**Records provided:**
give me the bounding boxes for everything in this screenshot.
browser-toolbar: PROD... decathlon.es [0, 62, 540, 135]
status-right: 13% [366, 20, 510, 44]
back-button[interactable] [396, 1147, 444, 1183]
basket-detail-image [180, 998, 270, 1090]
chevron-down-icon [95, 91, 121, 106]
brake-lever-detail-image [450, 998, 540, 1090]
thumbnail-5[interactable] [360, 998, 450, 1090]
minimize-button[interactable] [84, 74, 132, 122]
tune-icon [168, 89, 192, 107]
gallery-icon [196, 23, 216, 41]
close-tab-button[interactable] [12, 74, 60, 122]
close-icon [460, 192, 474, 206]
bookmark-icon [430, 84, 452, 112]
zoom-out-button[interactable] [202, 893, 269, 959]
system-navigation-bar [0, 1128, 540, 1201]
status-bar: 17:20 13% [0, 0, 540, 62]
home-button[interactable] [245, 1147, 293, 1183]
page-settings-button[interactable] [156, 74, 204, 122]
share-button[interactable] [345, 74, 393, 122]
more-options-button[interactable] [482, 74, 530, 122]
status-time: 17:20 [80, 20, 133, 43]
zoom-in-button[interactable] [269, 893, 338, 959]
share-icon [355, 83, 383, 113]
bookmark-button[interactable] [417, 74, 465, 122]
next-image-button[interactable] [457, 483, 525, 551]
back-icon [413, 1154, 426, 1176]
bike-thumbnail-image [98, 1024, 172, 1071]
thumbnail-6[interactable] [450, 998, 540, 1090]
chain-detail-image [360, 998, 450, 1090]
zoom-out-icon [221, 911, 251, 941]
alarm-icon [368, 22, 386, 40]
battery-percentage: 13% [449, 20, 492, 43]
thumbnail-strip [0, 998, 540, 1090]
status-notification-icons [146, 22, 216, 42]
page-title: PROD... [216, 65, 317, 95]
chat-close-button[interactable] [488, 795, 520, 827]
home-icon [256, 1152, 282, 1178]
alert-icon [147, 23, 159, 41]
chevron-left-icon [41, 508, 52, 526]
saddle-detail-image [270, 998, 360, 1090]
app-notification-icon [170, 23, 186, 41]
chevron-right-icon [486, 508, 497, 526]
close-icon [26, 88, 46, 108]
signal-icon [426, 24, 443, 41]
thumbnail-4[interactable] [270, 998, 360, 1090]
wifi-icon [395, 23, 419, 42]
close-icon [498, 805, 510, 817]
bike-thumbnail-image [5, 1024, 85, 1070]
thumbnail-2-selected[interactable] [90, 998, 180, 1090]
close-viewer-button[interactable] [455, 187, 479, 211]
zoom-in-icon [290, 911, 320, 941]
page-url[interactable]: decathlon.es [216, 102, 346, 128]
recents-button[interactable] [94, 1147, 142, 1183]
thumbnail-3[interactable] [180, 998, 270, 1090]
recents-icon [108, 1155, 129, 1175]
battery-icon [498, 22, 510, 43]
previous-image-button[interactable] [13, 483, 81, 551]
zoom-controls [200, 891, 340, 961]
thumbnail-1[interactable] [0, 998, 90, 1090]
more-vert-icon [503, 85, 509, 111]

**Work required:** Please print every line of the data above without changing anything.

**Solved exercise:**
give me the bounding boxes for everything in this screenshot.
browser-toolbar: PROD... decathlon.es [0, 62, 540, 135]
status-right: 13% [366, 20, 510, 44]
back-button[interactable] [396, 1147, 444, 1183]
basket-detail-image [180, 998, 270, 1090]
chevron-down-icon [95, 91, 121, 106]
brake-lever-detail-image [450, 998, 540, 1090]
thumbnail-5[interactable] [360, 998, 450, 1090]
minimize-button[interactable] [84, 74, 132, 122]
tune-icon [168, 89, 192, 107]
gallery-icon [196, 23, 216, 41]
close-tab-button[interactable] [12, 74, 60, 122]
close-icon [460, 192, 474, 206]
bookmark-icon [430, 84, 452, 112]
zoom-out-button[interactable] [202, 893, 269, 959]
system-navigation-bar [0, 1128, 540, 1201]
status-bar: 17:20 13% [0, 0, 540, 62]
home-button[interactable] [245, 1147, 293, 1183]
page-settings-button[interactable] [156, 74, 204, 122]
share-button[interactable] [345, 74, 393, 122]
more-options-button[interactable] [482, 74, 530, 122]
status-time: 17:20 [80, 20, 133, 43]
zoom-in-button[interactable] [269, 893, 338, 959]
share-icon [355, 83, 383, 113]
bookmark-button[interactable] [417, 74, 465, 122]
next-image-button[interactable] [457, 483, 525, 551]
back-icon [413, 1154, 426, 1176]
bike-thumbnail-image [98, 1024, 172, 1071]
thumbnail-6[interactable] [450, 998, 540, 1090]
chain-detail-image [360, 998, 450, 1090]
zoom-out-icon [221, 911, 251, 941]
alarm-icon [368, 22, 386, 40]
battery-percentage: 13% [449, 20, 492, 43]
thumbnail-strip [0, 998, 540, 1090]
status-notification-icons [146, 22, 216, 42]
page-title: PROD... [216, 65, 317, 95]
chat-close-button[interactable] [488, 795, 520, 827]
home-icon [256, 1152, 282, 1178]
alert-icon [147, 23, 159, 41]
chevron-left-icon [41, 508, 52, 526]
saddle-detail-image [270, 998, 360, 1090]
app-notification-icon [170, 23, 186, 41]
chevron-right-icon [486, 508, 497, 526]
close-icon [26, 88, 46, 108]
signal-icon [426, 24, 443, 41]
thumbnail-4[interactable] [270, 998, 360, 1090]
wifi-icon [395, 23, 419, 42]
close-icon [498, 805, 510, 817]
bike-thumbnail-image [5, 1024, 85, 1070]
thumbnail-2-selected[interactable] [90, 998, 180, 1090]
close-viewer-button[interactable] [455, 187, 479, 211]
zoom-in-icon [290, 911, 320, 941]
page-url[interactable]: decathlon.es [216, 102, 346, 128]
recents-button[interactable] [94, 1147, 142, 1183]
thumbnail-3[interactable] [180, 998, 270, 1090]
recents-icon [108, 1155, 129, 1175]
battery-icon [498, 22, 510, 43]
previous-image-button[interactable] [13, 483, 81, 551]
zoom-controls [200, 891, 340, 961]
thumbnail-1[interactable] [0, 998, 90, 1090]
more-vert-icon [503, 85, 509, 111]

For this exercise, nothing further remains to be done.